Goal: Wherever the string "εἶχεν" appears in the listing, copy that line.

Data to use:

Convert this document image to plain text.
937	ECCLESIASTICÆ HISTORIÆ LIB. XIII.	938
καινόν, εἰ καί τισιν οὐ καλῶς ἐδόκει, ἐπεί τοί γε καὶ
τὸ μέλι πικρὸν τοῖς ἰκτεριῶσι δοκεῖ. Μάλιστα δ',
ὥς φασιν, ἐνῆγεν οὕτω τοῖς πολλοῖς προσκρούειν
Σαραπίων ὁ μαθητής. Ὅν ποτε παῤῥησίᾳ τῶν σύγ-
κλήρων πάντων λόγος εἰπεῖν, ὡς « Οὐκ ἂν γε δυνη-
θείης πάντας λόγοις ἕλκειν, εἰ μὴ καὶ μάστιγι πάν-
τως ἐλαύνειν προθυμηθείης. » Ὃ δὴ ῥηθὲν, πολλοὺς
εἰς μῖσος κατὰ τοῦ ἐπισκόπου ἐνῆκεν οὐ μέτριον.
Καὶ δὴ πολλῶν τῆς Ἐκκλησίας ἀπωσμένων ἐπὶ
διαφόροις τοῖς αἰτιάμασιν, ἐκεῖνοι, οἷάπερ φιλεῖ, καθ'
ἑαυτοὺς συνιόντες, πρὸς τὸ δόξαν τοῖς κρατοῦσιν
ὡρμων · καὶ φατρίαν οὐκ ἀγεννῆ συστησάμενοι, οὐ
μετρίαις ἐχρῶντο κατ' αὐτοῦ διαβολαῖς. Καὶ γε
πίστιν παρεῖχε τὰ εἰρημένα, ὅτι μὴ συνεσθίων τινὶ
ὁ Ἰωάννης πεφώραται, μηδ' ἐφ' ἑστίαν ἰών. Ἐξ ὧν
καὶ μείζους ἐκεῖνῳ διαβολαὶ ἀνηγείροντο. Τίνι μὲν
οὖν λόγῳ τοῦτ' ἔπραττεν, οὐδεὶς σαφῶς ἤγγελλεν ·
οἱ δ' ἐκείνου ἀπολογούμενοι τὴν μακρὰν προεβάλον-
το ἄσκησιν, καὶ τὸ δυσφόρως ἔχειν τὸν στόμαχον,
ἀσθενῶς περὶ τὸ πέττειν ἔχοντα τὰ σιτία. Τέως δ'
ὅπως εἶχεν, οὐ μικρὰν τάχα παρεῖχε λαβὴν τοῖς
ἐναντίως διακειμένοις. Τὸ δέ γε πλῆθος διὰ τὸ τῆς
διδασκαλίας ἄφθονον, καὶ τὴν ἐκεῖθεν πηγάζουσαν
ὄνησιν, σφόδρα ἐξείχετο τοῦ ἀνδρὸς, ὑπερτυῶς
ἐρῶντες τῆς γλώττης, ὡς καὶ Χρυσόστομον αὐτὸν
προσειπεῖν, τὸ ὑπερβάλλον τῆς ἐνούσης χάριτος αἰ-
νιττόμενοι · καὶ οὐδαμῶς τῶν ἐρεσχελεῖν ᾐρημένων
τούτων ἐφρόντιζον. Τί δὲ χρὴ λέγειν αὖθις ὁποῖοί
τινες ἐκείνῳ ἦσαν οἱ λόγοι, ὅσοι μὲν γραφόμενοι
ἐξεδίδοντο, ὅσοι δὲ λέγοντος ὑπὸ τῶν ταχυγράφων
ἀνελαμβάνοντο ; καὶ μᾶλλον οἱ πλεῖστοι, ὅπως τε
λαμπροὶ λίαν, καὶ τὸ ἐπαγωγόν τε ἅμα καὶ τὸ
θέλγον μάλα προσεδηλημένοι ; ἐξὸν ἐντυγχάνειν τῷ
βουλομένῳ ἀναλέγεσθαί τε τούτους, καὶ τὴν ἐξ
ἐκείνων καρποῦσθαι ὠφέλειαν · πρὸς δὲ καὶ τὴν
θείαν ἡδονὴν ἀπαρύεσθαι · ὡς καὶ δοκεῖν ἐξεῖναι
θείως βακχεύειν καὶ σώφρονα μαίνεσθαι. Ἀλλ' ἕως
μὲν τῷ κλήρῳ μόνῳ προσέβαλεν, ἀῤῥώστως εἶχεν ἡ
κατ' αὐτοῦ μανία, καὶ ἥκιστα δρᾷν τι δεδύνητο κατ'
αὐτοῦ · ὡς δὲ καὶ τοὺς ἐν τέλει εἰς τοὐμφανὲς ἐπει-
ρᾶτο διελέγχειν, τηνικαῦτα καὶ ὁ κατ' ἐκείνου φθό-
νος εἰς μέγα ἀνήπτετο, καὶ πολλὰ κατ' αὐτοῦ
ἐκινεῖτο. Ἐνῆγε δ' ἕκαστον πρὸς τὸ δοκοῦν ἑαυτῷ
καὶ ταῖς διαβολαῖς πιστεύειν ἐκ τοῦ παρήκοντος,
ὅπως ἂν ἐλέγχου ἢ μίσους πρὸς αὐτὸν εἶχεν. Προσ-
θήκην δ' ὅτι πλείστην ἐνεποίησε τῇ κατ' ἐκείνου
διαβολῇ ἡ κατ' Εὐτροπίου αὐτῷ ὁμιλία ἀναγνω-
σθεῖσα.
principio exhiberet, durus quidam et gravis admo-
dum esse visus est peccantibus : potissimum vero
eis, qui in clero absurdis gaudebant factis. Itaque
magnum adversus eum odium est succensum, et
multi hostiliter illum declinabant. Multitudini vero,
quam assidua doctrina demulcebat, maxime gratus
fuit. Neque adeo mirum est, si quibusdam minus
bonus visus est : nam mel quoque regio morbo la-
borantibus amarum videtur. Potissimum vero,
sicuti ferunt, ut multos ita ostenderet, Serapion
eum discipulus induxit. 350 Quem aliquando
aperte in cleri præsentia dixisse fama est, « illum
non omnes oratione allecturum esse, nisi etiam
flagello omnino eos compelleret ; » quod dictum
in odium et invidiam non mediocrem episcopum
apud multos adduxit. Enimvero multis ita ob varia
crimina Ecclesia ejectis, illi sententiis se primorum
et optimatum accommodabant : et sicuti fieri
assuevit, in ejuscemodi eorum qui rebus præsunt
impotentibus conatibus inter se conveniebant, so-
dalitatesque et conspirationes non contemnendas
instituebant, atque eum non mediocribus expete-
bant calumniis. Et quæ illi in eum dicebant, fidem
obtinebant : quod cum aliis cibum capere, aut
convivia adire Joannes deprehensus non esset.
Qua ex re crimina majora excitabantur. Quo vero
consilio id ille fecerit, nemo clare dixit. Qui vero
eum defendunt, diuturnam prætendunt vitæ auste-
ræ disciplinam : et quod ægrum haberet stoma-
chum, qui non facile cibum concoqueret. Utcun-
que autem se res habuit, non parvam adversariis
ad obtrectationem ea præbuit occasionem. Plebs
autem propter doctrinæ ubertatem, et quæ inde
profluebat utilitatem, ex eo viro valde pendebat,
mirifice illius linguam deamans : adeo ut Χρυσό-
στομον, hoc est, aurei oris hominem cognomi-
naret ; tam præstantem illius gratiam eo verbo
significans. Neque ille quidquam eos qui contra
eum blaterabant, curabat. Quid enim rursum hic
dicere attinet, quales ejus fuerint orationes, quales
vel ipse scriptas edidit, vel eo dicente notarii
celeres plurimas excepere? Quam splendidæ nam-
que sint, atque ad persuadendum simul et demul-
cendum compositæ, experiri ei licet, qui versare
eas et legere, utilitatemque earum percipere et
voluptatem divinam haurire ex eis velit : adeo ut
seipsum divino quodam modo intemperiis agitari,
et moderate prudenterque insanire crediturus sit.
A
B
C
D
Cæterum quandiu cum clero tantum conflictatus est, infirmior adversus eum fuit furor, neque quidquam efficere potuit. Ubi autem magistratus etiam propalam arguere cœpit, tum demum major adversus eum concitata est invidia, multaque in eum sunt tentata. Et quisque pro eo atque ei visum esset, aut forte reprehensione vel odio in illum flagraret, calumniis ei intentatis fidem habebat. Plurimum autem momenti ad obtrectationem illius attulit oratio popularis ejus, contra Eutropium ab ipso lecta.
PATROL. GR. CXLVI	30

Reply:
ὅπως εἶχεν, οὐ μικρὰν τάχα παρεῖχε λαβὴν τοῖς
μὲν τῷ κλήρῳ μόνῳ προσέβαλεν, ἀῤῥώστως εἶχεν ἡ
ὅπως ἂν ἐλέγχου ἢ μίσους πρὸς αὐτὸν εἶχεν. Προσ-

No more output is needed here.